**EXERCISE**.
Reproduce the following records word for word.

**PROVIDED MATERIAL**.
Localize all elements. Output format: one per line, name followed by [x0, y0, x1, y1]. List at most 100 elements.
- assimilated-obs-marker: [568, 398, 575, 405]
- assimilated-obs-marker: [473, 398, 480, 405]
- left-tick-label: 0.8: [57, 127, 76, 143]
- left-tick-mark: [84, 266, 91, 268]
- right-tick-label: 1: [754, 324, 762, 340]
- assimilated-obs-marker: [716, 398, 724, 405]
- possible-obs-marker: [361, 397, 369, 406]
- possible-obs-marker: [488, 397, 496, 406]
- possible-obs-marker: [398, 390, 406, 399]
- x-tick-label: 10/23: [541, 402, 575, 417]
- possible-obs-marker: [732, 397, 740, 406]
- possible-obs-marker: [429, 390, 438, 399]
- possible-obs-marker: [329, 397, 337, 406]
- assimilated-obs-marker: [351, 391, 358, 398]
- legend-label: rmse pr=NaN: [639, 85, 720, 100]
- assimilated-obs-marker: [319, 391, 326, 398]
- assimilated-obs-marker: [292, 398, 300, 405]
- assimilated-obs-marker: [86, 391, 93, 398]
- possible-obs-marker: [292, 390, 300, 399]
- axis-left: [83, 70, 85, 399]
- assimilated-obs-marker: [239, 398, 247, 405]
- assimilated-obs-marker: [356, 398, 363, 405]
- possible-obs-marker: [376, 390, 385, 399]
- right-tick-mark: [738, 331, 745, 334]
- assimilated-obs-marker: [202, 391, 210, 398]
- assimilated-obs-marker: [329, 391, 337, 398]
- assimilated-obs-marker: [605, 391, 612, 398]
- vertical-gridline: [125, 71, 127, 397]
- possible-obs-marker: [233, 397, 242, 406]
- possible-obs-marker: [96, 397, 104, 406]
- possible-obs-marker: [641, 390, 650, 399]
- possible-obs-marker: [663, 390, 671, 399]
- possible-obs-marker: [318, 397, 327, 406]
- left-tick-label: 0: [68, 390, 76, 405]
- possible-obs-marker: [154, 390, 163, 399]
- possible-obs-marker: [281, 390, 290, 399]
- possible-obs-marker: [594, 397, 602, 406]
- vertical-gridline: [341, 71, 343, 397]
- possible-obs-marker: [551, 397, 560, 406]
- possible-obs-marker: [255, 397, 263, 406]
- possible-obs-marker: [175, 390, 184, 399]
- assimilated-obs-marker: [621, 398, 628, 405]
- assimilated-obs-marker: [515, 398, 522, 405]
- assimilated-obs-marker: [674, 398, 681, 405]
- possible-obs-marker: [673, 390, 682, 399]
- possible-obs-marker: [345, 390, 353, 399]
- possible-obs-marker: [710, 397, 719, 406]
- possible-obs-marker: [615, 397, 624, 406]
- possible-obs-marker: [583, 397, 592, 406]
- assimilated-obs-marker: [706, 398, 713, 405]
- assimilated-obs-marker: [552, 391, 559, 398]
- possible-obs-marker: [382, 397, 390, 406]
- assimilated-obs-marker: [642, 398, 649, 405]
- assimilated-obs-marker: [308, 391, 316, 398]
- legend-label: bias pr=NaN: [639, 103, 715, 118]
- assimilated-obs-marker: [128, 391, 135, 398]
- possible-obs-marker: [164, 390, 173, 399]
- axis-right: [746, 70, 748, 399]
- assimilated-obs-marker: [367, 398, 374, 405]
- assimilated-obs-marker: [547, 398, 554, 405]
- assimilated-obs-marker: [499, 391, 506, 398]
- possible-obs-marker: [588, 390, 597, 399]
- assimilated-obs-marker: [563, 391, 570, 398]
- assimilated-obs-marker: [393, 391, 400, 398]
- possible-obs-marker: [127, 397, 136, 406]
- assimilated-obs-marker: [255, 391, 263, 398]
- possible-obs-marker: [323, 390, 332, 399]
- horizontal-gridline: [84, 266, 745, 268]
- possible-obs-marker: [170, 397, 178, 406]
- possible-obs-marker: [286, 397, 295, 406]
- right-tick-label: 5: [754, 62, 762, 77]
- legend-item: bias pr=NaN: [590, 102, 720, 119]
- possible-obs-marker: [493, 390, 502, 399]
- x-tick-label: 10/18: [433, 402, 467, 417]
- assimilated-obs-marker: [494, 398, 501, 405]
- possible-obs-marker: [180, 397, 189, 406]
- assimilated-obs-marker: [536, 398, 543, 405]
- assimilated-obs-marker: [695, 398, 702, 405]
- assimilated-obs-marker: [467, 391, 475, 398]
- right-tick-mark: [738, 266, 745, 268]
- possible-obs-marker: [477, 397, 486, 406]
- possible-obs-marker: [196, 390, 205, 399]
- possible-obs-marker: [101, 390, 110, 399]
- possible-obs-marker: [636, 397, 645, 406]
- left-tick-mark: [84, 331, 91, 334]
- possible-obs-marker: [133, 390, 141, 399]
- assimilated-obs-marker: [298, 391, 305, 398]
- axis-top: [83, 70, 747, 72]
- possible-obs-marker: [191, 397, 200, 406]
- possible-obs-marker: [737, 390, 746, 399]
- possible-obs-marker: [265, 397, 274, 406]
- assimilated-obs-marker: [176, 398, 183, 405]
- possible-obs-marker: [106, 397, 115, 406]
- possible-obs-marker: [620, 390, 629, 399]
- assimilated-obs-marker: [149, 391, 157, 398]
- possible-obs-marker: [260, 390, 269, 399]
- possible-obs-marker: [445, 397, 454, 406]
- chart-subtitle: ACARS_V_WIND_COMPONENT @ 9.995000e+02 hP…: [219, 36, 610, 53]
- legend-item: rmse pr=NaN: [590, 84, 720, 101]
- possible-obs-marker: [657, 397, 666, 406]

**RESPONSE BELOW**.
Localize all elements. Output format: one per line, name followed by [x0, y0, x1, y1]. List at most 100 elements.
- assimilated-obs-marker: [568, 398, 575, 405]
- assimilated-obs-marker: [473, 398, 480, 405]
- left-tick-label: 0.8: [57, 127, 76, 143]
- left-tick-mark: [84, 266, 91, 268]
- right-tick-label: 1: [754, 324, 762, 340]
- assimilated-obs-marker: [716, 398, 724, 405]
- possible-obs-marker: [361, 397, 369, 406]
- possible-obs-marker: [488, 397, 496, 406]
- possible-obs-marker: [398, 390, 406, 399]
- x-tick-label: 10/23: [541, 402, 575, 417]
- possible-obs-marker: [732, 397, 740, 406]
- possible-obs-marker: [429, 390, 438, 399]
- possible-obs-marker: [329, 397, 337, 406]
- assimilated-obs-marker: [351, 391, 358, 398]
- legend-label: rmse pr=NaN: [639, 85, 720, 100]
- assimilated-obs-marker: [319, 391, 326, 398]
- assimilated-obs-marker: [292, 398, 300, 405]
- assimilated-obs-marker: [86, 391, 93, 398]
- possible-obs-marker: [292, 390, 300, 399]
- axis-left: [83, 70, 85, 399]
- assimilated-obs-marker: [239, 398, 247, 405]
- assimilated-obs-marker: [356, 398, 363, 405]
- possible-obs-marker: [376, 390, 385, 399]
- right-tick-mark: [738, 331, 745, 334]
- assimilated-obs-marker: [202, 391, 210, 398]
- assimilated-obs-marker: [329, 391, 337, 398]
- assimilated-obs-marker: [605, 391, 612, 398]
- vertical-gridline: [125, 71, 127, 397]
- possible-obs-marker: [233, 397, 242, 406]
- possible-obs-marker: [96, 397, 104, 406]
- possible-obs-marker: [641, 390, 650, 399]
- possible-obs-marker: [663, 390, 671, 399]
- possible-obs-marker: [318, 397, 327, 406]
- left-tick-label: 0: [68, 390, 76, 405]
- possible-obs-marker: [154, 390, 163, 399]
- possible-obs-marker: [281, 390, 290, 399]
- possible-obs-marker: [594, 397, 602, 406]
- vertical-gridline: [341, 71, 343, 397]
- possible-obs-marker: [551, 397, 560, 406]
- possible-obs-marker: [255, 397, 263, 406]
- possible-obs-marker: [175, 390, 184, 399]
- assimilated-obs-marker: [621, 398, 628, 405]
- assimilated-obs-marker: [515, 398, 522, 405]
- assimilated-obs-marker: [674, 398, 681, 405]
- possible-obs-marker: [673, 390, 682, 399]
- possible-obs-marker: [345, 390, 353, 399]
- possible-obs-marker: [710, 397, 719, 406]
- possible-obs-marker: [615, 397, 624, 406]
- possible-obs-marker: [583, 397, 592, 406]
- assimilated-obs-marker: [706, 398, 713, 405]
- assimilated-obs-marker: [552, 391, 559, 398]
- possible-obs-marker: [382, 397, 390, 406]
- assimilated-obs-marker: [642, 398, 649, 405]
- assimilated-obs-marker: [308, 391, 316, 398]
- legend-label: bias pr=NaN: [639, 103, 715, 118]
- assimilated-obs-marker: [128, 391, 135, 398]
- possible-obs-marker: [164, 390, 173, 399]
- axis-right: [746, 70, 748, 399]
- assimilated-obs-marker: [367, 398, 374, 405]
- assimilated-obs-marker: [547, 398, 554, 405]
- assimilated-obs-marker: [499, 391, 506, 398]
- possible-obs-marker: [588, 390, 597, 399]
- assimilated-obs-marker: [563, 391, 570, 398]
- assimilated-obs-marker: [393, 391, 400, 398]
- possible-obs-marker: [127, 397, 136, 406]
- assimilated-obs-marker: [255, 391, 263, 398]
- possible-obs-marker: [323, 390, 332, 399]
- horizontal-gridline: [84, 266, 745, 268]
- possible-obs-marker: [170, 397, 178, 406]
- possible-obs-marker: [286, 397, 295, 406]
- right-tick-label: 5: [754, 62, 762, 77]
- legend-item: bias pr=NaN: [590, 102, 720, 119]
- possible-obs-marker: [493, 390, 502, 399]
- x-tick-label: 10/18: [433, 402, 467, 417]
- assimilated-obs-marker: [494, 398, 501, 405]
- possible-obs-marker: [180, 397, 189, 406]
- assimilated-obs-marker: [536, 398, 543, 405]
- assimilated-obs-marker: [695, 398, 702, 405]
- assimilated-obs-marker: [467, 391, 475, 398]
- right-tick-mark: [738, 266, 745, 268]
- possible-obs-marker: [477, 397, 486, 406]
- possible-obs-marker: [196, 390, 205, 399]
- possible-obs-marker: [101, 390, 110, 399]
- possible-obs-marker: [636, 397, 645, 406]
- left-tick-mark: [84, 331, 91, 334]
- possible-obs-marker: [133, 390, 141, 399]
- assimilated-obs-marker: [298, 391, 305, 398]
- axis-top: [83, 70, 747, 72]
- possible-obs-marker: [191, 397, 200, 406]
- possible-obs-marker: [737, 390, 746, 399]
- possible-obs-marker: [265, 397, 274, 406]
- assimilated-obs-marker: [176, 398, 183, 405]
- possible-obs-marker: [106, 397, 115, 406]
- possible-obs-marker: [620, 390, 629, 399]
- assimilated-obs-marker: [149, 391, 157, 398]
- possible-obs-marker: [260, 390, 269, 399]
- possible-obs-marker: [445, 397, 454, 406]
- chart-subtitle: ACARS_V_WIND_COMPONENT @ 9.995000e+02 hP…: [219, 36, 610, 53]
- legend-item: rmse pr=NaN: [590, 84, 720, 101]
- possible-obs-marker: [657, 397, 666, 406]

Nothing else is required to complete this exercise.